Supplied entries
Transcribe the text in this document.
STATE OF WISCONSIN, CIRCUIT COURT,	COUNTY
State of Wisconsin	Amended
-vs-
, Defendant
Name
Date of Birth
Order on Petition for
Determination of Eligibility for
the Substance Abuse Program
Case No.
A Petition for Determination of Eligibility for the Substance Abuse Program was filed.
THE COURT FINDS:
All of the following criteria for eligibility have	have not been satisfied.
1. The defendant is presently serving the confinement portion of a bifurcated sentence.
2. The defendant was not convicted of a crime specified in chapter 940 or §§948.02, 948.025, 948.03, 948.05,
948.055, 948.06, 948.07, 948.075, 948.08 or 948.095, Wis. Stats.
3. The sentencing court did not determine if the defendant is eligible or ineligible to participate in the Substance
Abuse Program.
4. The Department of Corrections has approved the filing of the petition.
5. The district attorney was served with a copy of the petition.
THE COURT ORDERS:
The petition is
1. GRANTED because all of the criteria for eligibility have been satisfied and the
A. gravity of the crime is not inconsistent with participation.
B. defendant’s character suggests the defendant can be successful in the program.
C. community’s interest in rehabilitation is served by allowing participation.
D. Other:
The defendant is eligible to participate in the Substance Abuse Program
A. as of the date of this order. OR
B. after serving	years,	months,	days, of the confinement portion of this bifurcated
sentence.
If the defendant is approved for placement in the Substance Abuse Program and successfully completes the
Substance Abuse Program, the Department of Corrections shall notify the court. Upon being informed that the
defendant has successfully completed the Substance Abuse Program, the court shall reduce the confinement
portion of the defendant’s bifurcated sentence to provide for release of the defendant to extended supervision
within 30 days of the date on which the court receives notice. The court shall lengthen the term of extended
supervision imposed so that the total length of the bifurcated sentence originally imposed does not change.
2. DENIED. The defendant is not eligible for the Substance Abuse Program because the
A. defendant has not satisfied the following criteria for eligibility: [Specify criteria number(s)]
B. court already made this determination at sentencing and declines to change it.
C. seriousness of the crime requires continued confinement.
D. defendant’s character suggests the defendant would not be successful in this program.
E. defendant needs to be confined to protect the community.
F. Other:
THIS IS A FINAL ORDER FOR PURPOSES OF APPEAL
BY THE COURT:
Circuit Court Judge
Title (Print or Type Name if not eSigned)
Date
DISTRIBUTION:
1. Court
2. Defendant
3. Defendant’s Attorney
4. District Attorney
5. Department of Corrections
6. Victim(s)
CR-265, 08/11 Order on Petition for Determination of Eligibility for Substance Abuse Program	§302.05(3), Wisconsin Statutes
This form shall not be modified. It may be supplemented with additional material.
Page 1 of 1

Exercise task
Please output the complete data exactly.

Solution to this problem
Transcribe the text in this document.
STATE OF WISCONSIN, CIRCUIT COURT,	COUNTY
State of Wisconsin	Amended
-vs-
, Defendant
Name
Date of Birth
Order on Petition for
Determination of Eligibility for
the Substance Abuse Program
Case No.
A Petition for Determination of Eligibility for the Substance Abuse Program was filed.
THE COURT FINDS:
All of the following criteria for eligibility have	have not been satisfied.
1. The defendant is presently serving the confinement portion of a bifurcated sentence.
2. The defendant was not convicted of a crime specified in chapter 940 or §§948.02, 948.025, 948.03, 948.05,
948.055, 948.06, 948.07, 948.075, 948.08 or 948.095, Wis. Stats.
3. The sentencing court did not determine if the defendant is eligible or ineligible to participate in the Substance
Abuse Program.
4. The Department of Corrections has approved the filing of the petition.
5. The district attorney was served with a copy of the petition.
THE COURT ORDERS:
The petition is
1. GRANTED because all of the criteria for eligibility have been satisfied and the
A. gravity of the crime is not inconsistent with participation.
B. defendant’s character suggests the defendant can be successful in the program.
C. community’s interest in rehabilitation is served by allowing participation.
D. Other:
The defendant is eligible to participate in the Substance Abuse Program
A. as of the date of this order. OR
B. after serving	years,	months,	days, of the confinement portion of this bifurcated
sentence.
If the defendant is approved for placement in the Substance Abuse Program and successfully completes the
Substance Abuse Program, the Department of Corrections shall notify the court. Upon being informed that the
defendant has successfully completed the Substance Abuse Program, the court shall reduce the confinement
portion of the defendant’s bifurcated sentence to provide for release of the defendant to extended supervision
within 30 days of the date on which the court receives notice. The court shall lengthen the term of extended
supervision imposed so that the total length of the bifurcated sentence originally imposed does not change.
2. DENIED. The defendant is not eligible for the Substance Abuse Program because the
A. defendant has not satisfied the following criteria for eligibility: [Specify criteria number(s)]
B. court already made this determination at sentencing and declines to change it.
C. seriousness of the crime requires continued confinement.
D. defendant’s character suggests the defendant would not be successful in this program.
E. defendant needs to be confined to protect the community.
F. Other:
THIS IS A FINAL ORDER FOR PURPOSES OF APPEAL
BY THE COURT:
Circuit Court Judge
Title (Print or Type Name if not eSigned)
Date
DISTRIBUTION:
1. Court
2. Defendant
3. Defendant’s Attorney
4. District Attorney
5. Department of Corrections
6. Victim(s)
CR-265, 08/11 Order on Petition for Determination of Eligibility for Substance Abuse Program	§302.05(3), Wisconsin Statutes
This form shall not be modified. It may be supplemented with additional material.
Page 1 of 1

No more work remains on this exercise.